▶ _WHAT THIS TASK INVOLVES_
Scan the records below. List lines holding "made".

## start STORED ROWS

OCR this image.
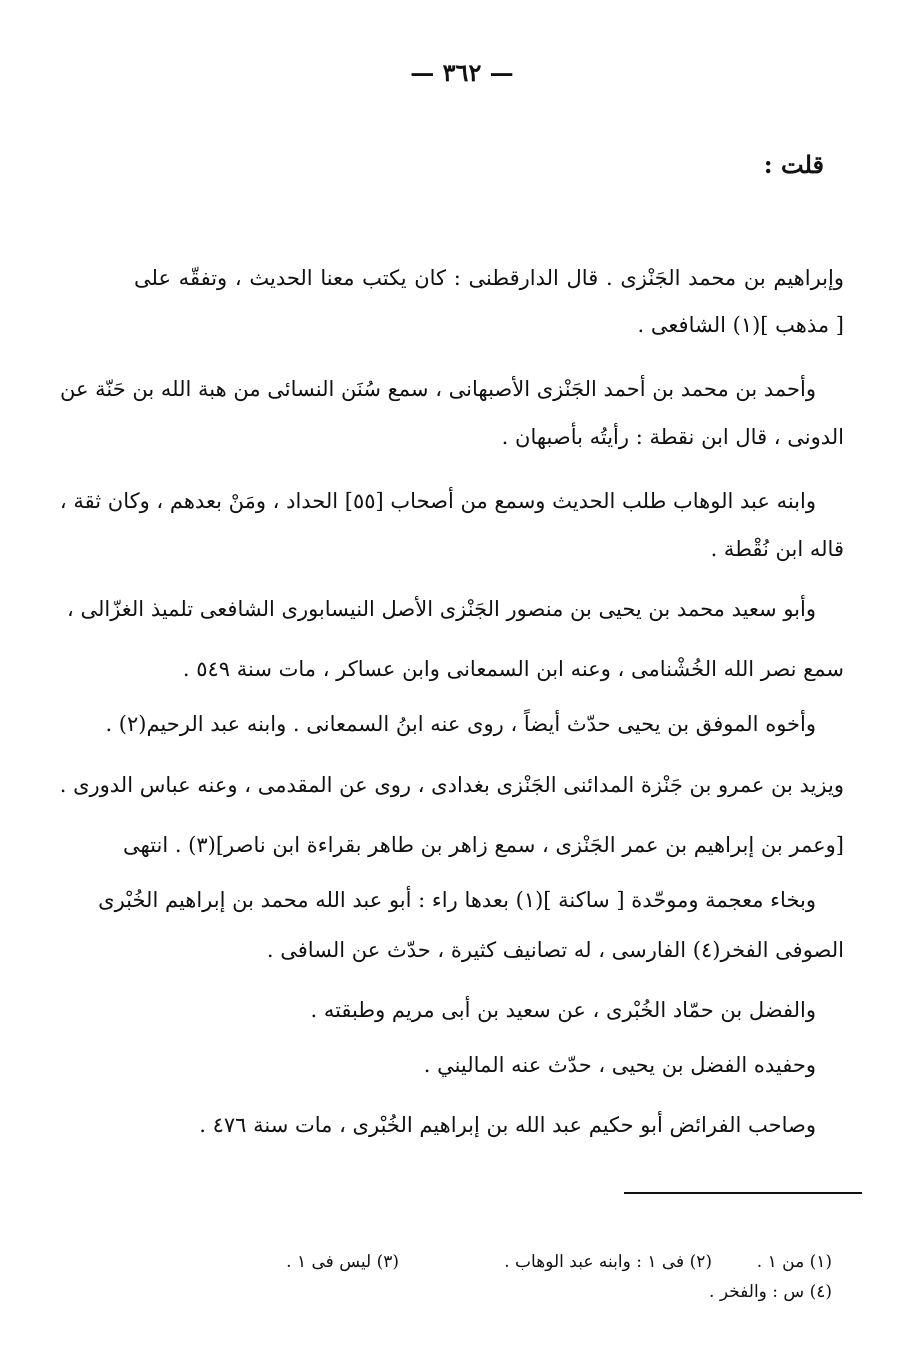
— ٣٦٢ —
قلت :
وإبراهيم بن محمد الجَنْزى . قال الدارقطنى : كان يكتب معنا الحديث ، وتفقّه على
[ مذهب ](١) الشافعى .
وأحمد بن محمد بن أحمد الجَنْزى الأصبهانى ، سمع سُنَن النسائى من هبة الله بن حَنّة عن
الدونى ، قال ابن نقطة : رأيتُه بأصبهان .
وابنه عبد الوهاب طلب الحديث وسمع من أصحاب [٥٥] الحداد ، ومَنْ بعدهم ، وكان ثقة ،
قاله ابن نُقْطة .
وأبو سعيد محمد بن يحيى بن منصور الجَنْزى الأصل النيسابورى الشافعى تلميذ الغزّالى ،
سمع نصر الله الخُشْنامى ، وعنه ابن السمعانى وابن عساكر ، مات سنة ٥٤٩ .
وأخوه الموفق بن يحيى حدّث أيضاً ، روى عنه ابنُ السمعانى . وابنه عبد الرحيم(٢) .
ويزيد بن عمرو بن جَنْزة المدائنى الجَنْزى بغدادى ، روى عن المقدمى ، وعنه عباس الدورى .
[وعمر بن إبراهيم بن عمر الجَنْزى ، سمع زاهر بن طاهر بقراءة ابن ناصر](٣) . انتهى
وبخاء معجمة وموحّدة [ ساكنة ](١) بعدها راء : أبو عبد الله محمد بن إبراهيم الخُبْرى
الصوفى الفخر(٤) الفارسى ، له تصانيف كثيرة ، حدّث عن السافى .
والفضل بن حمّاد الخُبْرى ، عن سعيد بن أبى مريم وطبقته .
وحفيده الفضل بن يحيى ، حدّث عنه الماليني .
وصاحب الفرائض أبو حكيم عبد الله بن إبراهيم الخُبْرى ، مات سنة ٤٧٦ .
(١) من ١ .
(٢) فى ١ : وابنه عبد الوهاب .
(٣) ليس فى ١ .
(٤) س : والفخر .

## end STORED ROWS
## start STORED ROWS

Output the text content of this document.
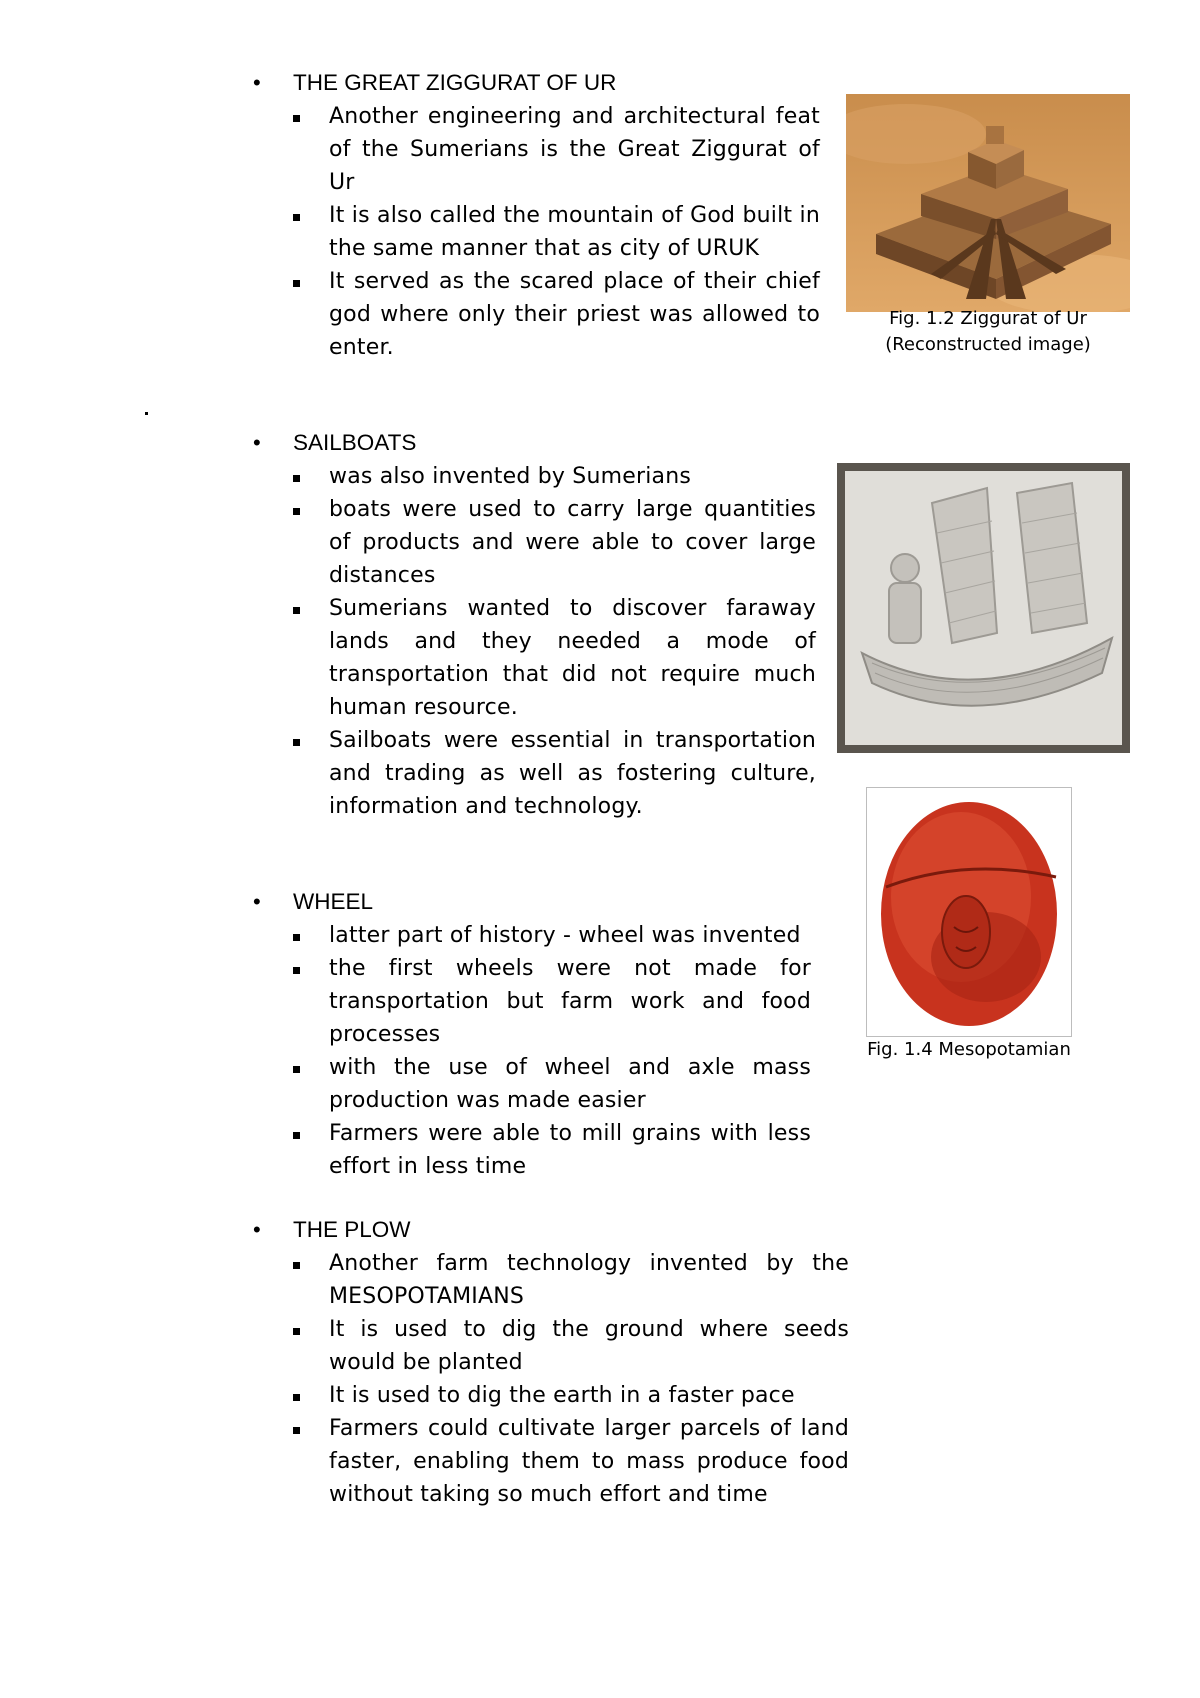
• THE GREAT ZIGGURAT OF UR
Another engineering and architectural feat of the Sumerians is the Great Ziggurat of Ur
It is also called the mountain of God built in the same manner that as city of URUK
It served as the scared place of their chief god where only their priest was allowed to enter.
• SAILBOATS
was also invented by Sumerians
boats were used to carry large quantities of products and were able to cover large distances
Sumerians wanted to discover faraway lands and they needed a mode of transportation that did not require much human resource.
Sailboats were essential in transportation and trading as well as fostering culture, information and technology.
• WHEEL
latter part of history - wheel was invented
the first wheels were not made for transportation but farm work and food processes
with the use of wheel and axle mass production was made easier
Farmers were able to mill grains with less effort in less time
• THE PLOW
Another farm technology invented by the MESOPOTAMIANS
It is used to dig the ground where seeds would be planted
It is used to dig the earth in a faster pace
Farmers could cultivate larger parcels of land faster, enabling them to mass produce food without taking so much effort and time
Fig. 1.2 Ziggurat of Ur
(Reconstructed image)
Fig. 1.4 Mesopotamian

## end STORED ROWS

▶ _RESPONSE_
the first wheels were not made for transportation but farm work and food processes
with the use of wheel and axle mass production was made easier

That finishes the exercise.